## [AIM OF THE EXERCISE]
Identify all lines below that hold "UNSW" and collect them.

## [ROWS]
%%

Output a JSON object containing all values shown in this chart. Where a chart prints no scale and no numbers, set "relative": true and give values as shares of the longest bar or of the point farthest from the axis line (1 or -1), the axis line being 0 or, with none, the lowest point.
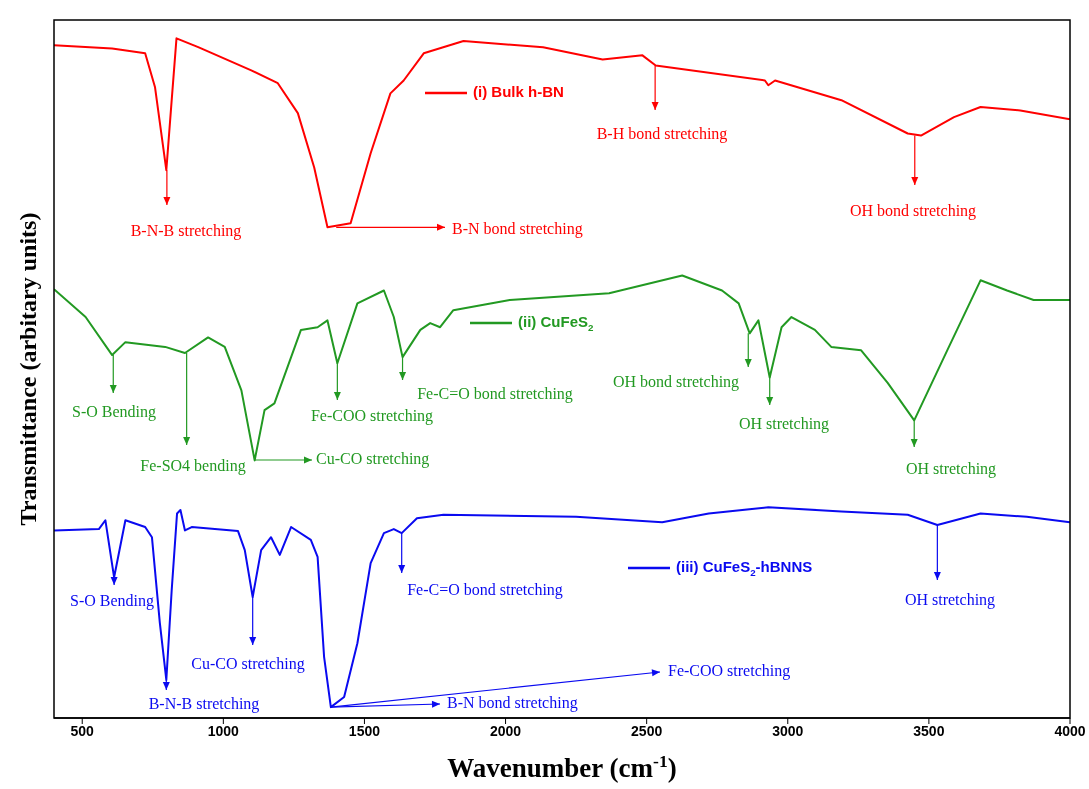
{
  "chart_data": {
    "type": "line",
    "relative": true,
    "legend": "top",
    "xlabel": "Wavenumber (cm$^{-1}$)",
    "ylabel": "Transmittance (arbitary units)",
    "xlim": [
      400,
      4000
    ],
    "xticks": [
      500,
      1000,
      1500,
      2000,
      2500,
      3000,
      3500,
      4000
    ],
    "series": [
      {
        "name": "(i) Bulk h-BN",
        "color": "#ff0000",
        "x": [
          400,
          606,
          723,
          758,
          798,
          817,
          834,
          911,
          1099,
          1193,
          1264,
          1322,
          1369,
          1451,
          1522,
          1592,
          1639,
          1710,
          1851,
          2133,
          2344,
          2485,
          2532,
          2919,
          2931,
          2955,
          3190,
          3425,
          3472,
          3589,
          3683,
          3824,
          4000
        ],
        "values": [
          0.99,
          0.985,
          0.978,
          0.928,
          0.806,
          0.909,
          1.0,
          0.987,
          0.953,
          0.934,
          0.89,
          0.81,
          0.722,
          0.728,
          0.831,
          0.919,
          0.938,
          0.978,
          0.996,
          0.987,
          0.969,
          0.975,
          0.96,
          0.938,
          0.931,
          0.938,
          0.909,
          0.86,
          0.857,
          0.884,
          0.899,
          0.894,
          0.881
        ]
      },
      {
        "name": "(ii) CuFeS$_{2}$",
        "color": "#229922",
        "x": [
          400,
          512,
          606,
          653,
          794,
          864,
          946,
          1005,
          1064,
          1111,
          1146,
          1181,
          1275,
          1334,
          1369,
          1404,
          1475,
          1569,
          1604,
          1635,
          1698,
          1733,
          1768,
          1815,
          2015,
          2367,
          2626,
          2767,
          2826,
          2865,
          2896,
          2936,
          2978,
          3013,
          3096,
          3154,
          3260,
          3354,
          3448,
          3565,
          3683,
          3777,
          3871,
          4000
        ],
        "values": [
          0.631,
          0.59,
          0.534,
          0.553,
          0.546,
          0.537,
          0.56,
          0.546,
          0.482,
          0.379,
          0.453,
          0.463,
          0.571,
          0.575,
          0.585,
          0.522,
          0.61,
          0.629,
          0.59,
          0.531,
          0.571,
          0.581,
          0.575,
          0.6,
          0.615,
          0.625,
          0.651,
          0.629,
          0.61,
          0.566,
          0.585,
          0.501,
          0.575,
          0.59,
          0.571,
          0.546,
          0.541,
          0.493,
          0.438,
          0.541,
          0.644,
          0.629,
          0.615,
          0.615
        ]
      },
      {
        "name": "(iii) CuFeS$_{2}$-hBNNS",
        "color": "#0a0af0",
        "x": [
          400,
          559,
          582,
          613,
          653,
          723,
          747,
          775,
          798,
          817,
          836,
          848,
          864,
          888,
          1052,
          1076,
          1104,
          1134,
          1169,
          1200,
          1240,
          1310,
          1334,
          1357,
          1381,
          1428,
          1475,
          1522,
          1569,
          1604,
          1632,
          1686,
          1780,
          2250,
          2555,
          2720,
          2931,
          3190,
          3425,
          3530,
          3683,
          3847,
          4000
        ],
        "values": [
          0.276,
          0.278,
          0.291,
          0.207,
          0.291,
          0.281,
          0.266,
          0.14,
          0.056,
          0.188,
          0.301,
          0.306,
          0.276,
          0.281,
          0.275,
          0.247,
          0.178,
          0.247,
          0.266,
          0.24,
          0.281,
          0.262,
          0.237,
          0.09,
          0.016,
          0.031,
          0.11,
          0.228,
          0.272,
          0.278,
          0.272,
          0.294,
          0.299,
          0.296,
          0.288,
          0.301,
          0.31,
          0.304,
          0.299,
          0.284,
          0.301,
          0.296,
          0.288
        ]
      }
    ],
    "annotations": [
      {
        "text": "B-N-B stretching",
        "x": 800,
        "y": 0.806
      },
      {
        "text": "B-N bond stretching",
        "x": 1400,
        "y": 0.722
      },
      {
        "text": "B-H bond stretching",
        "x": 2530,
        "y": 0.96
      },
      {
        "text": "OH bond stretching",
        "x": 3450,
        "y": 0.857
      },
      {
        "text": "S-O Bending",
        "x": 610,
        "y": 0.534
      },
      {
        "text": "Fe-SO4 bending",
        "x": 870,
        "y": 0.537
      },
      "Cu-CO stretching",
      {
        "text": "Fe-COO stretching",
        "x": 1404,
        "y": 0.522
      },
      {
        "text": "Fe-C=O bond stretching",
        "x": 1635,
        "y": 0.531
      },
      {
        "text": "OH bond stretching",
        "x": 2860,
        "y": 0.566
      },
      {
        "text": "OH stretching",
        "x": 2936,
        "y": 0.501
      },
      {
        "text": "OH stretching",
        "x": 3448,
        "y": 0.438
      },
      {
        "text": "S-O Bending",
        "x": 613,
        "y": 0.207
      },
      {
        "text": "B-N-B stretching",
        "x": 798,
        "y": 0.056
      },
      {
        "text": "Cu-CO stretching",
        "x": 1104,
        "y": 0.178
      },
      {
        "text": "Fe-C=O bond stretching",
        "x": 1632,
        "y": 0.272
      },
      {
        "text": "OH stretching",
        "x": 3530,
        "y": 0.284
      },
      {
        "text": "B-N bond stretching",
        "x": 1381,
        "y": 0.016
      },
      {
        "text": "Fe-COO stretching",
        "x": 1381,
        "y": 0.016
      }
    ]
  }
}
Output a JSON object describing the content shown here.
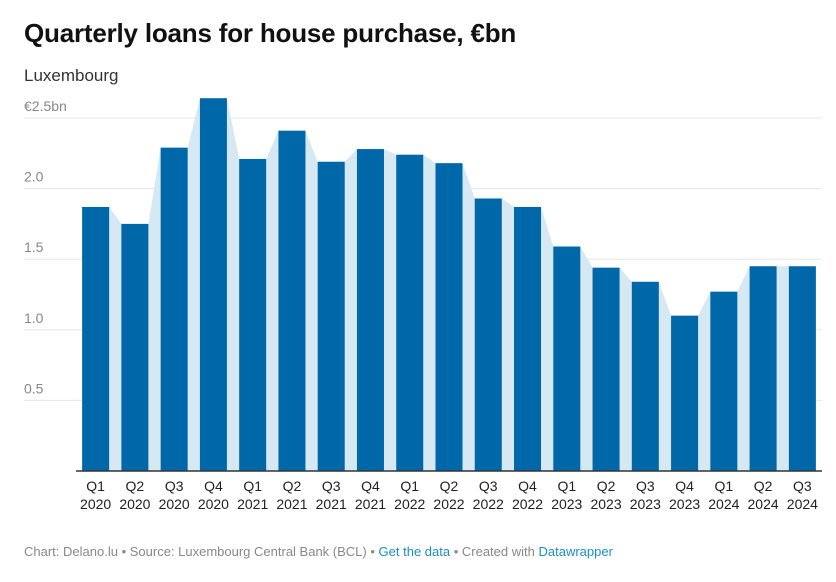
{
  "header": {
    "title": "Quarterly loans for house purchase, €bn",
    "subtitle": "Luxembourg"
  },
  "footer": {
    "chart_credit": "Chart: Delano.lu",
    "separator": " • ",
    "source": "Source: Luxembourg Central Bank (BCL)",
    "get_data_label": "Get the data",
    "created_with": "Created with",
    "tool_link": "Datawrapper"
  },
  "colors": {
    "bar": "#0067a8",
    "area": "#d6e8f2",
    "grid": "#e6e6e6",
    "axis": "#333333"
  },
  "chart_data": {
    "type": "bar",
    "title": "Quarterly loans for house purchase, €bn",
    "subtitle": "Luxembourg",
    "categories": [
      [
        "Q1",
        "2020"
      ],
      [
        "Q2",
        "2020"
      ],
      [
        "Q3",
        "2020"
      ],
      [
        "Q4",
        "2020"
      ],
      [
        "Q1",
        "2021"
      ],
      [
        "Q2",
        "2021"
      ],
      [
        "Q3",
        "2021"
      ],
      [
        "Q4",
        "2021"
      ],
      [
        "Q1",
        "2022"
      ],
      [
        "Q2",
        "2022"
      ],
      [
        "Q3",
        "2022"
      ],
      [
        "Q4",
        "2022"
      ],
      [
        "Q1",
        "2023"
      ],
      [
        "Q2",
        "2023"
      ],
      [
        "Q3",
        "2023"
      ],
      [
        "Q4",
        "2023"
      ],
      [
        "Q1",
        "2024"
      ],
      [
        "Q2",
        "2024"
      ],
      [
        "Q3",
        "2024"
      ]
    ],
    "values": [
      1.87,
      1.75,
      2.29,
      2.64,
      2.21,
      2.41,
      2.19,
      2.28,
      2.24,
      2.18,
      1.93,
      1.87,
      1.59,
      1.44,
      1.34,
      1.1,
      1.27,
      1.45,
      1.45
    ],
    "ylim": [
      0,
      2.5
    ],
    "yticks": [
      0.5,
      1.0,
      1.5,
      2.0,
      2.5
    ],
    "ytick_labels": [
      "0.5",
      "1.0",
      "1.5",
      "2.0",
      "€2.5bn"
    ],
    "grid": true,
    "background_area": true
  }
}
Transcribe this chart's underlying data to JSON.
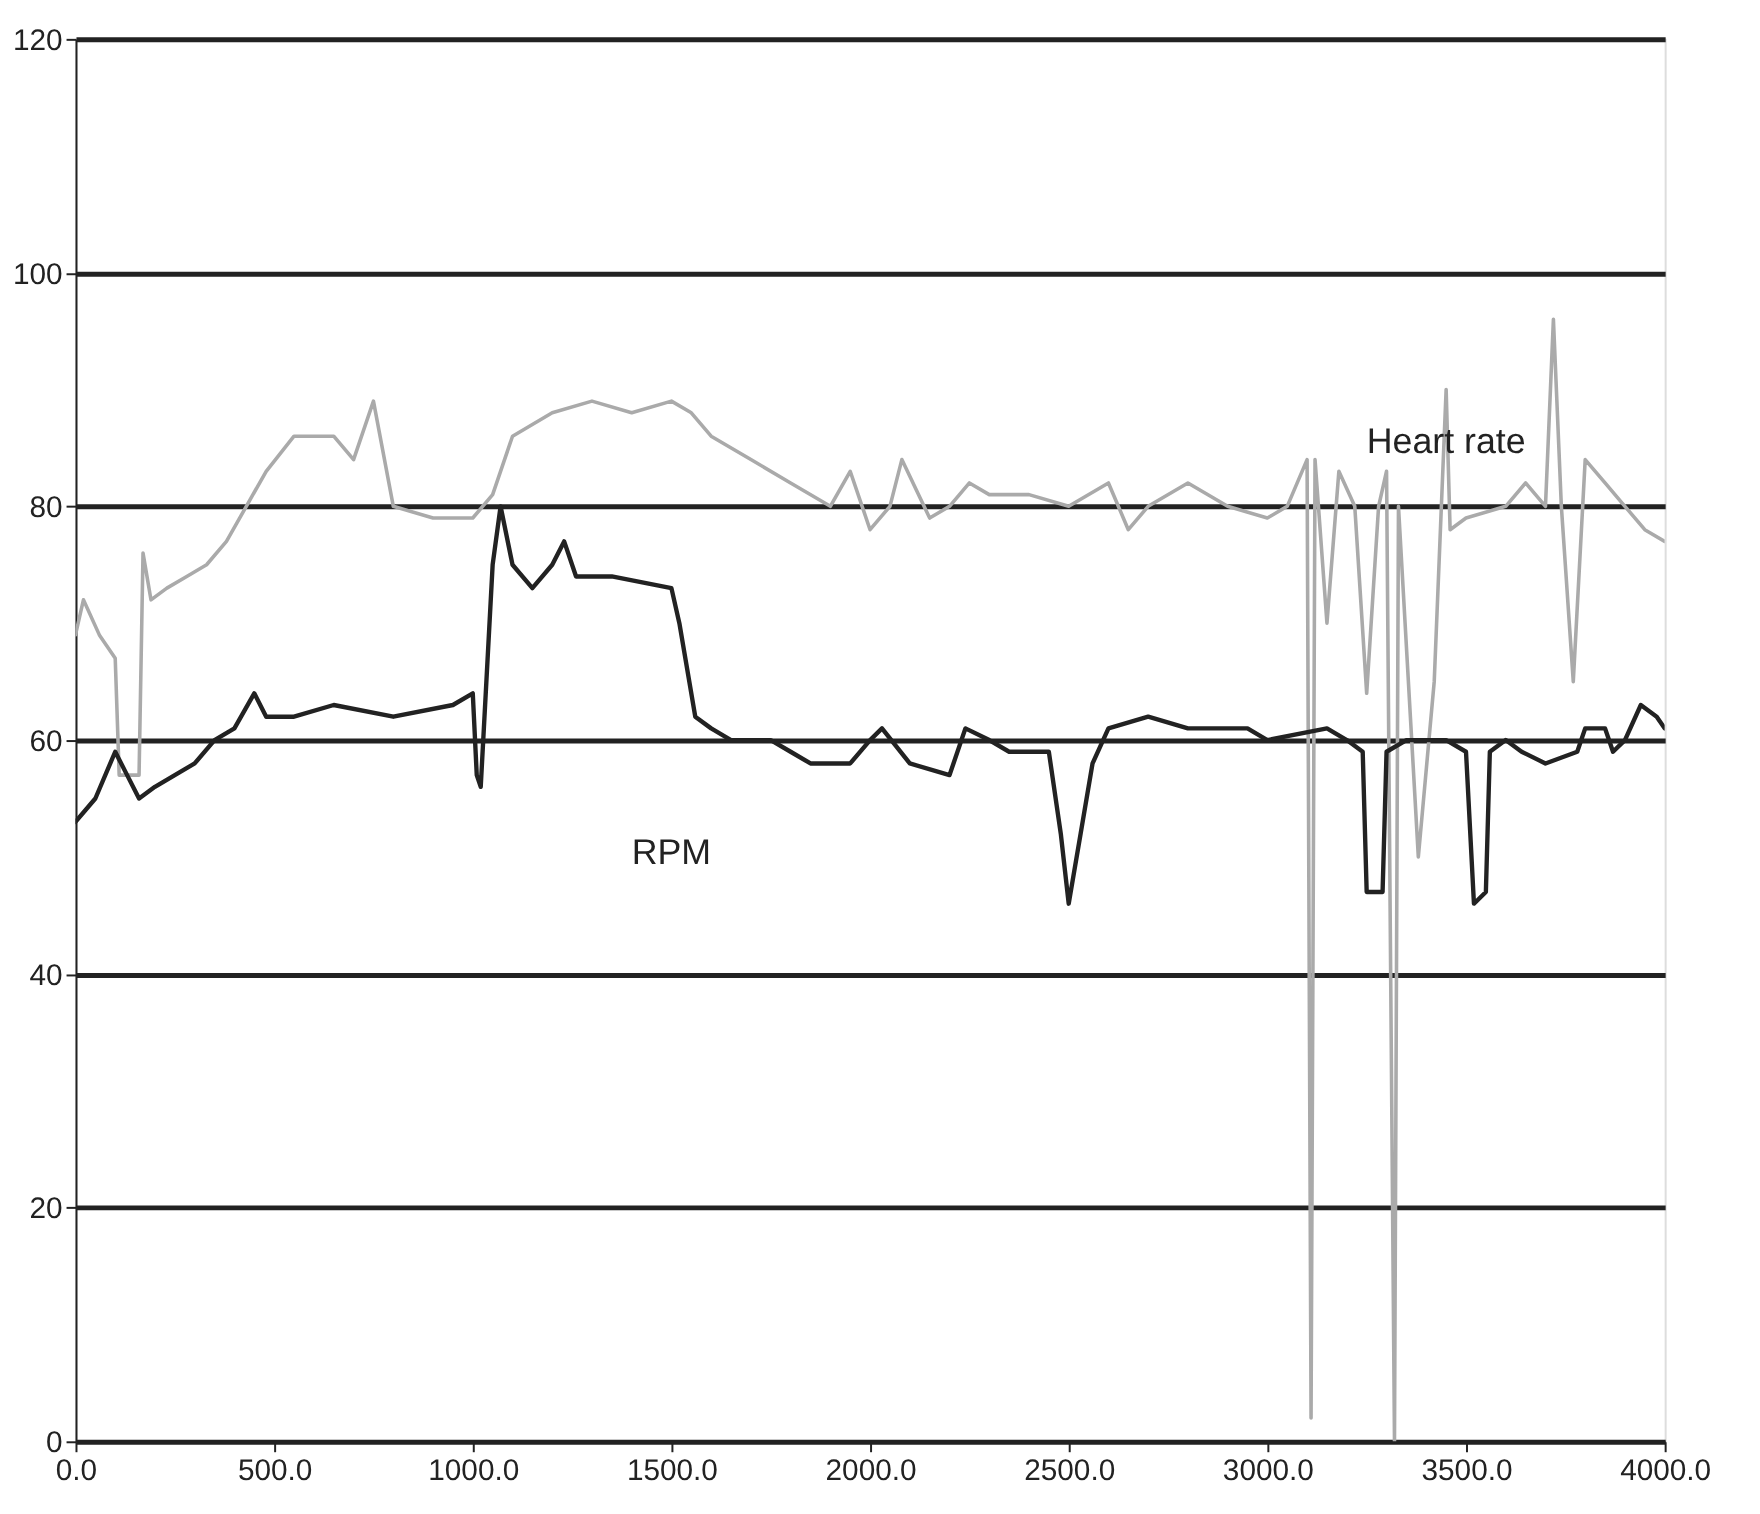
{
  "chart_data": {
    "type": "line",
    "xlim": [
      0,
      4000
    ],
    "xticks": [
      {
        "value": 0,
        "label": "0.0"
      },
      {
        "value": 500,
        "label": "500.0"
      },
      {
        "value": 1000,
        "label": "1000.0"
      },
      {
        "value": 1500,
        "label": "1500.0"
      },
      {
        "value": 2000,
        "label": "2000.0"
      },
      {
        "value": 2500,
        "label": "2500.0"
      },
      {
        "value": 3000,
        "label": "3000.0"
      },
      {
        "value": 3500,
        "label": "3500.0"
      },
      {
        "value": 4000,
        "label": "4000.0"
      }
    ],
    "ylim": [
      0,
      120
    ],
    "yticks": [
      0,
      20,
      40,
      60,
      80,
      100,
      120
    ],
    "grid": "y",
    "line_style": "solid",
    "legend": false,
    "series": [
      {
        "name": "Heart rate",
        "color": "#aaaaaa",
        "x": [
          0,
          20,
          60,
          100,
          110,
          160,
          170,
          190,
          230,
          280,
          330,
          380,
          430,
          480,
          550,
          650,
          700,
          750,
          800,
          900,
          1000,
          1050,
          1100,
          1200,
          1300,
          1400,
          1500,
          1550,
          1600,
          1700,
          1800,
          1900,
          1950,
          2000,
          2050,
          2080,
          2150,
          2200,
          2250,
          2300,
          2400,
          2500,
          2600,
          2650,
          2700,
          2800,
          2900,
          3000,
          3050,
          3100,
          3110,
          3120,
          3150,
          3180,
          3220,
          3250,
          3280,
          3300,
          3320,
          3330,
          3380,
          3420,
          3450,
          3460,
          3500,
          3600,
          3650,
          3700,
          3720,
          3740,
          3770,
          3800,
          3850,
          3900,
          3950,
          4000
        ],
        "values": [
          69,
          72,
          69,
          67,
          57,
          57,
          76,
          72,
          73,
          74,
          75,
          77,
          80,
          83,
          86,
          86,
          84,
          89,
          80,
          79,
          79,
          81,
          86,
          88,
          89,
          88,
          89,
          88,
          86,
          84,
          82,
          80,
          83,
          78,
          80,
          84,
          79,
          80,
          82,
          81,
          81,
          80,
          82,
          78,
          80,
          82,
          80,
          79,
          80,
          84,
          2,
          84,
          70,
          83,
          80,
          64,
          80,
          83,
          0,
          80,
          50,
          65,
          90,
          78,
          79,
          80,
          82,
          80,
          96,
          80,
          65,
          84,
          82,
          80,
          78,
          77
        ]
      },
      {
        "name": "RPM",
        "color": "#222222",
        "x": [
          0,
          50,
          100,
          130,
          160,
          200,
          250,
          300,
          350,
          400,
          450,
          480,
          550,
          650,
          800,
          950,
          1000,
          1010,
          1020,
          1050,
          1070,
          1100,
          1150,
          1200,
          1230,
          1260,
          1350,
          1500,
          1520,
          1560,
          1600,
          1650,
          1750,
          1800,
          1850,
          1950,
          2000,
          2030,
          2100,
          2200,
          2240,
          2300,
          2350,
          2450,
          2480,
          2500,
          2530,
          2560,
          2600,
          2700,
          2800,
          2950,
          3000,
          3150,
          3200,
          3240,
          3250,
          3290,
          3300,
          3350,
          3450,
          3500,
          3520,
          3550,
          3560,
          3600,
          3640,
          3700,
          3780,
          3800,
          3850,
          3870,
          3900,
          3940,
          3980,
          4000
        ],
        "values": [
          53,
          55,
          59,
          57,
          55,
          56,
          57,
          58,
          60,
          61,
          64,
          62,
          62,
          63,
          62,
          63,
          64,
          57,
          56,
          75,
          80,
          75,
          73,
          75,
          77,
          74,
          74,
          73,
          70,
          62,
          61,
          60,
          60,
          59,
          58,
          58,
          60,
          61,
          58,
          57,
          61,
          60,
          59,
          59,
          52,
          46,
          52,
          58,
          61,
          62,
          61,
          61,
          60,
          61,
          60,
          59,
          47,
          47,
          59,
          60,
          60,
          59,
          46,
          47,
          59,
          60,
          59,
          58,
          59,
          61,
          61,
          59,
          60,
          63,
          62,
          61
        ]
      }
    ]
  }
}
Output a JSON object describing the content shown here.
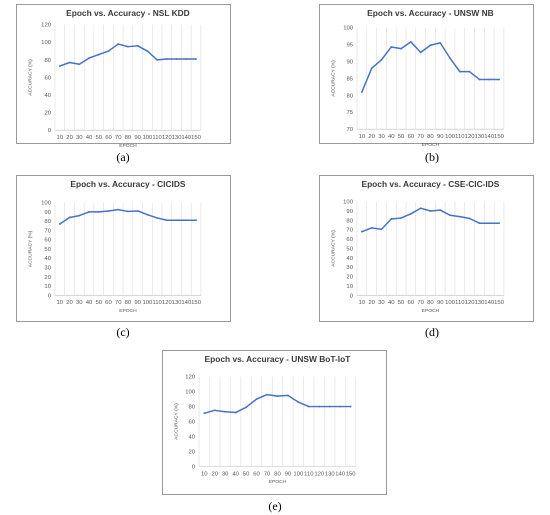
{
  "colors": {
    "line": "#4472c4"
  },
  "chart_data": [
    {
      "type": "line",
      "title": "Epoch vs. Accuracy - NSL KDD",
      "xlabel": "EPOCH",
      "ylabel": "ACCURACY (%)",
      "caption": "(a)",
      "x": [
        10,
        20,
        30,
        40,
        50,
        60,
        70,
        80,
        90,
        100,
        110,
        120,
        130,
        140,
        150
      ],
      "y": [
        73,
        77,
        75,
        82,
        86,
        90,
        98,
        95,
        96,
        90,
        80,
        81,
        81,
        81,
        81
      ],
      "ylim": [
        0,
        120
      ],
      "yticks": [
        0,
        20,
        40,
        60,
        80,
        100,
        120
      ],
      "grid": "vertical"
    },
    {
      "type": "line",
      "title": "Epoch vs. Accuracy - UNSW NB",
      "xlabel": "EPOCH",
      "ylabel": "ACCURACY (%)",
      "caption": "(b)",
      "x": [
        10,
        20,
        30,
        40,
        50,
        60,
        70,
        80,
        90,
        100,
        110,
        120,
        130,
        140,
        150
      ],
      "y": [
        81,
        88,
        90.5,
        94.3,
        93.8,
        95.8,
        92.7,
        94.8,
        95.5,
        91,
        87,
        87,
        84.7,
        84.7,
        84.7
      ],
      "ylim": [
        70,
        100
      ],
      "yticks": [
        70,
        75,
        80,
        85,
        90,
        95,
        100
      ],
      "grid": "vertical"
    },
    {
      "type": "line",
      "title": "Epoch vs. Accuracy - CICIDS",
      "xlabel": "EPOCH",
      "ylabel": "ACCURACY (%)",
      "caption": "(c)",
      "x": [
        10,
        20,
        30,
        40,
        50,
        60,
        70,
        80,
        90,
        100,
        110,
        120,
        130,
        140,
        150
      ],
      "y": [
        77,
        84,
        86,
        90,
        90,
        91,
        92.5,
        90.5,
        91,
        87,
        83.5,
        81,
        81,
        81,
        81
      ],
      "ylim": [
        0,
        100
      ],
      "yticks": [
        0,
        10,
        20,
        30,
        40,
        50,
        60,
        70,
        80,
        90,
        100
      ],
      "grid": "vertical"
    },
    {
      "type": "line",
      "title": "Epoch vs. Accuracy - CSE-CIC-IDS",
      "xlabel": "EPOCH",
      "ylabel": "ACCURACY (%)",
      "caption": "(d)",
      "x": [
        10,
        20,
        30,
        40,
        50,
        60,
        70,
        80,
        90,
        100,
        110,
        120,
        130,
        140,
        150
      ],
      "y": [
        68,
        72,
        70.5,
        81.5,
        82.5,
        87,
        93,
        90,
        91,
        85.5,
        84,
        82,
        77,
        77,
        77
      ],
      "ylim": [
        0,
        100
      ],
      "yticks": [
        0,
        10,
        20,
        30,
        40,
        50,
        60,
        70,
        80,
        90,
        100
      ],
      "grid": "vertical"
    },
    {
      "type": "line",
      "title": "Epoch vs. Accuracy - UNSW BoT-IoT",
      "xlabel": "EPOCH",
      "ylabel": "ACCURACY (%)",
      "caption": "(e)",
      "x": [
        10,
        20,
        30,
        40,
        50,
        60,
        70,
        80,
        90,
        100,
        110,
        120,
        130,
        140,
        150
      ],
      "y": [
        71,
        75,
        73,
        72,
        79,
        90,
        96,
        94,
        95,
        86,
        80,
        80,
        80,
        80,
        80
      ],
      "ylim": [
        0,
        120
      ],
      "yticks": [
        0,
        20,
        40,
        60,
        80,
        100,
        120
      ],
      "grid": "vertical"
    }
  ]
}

%%

## [THE OUTPUT]
      "title": "Epoch vs. Accuracy - UNSW NB",
      "title": "Epoch vs. Accuracy - UNSW BoT-IoT",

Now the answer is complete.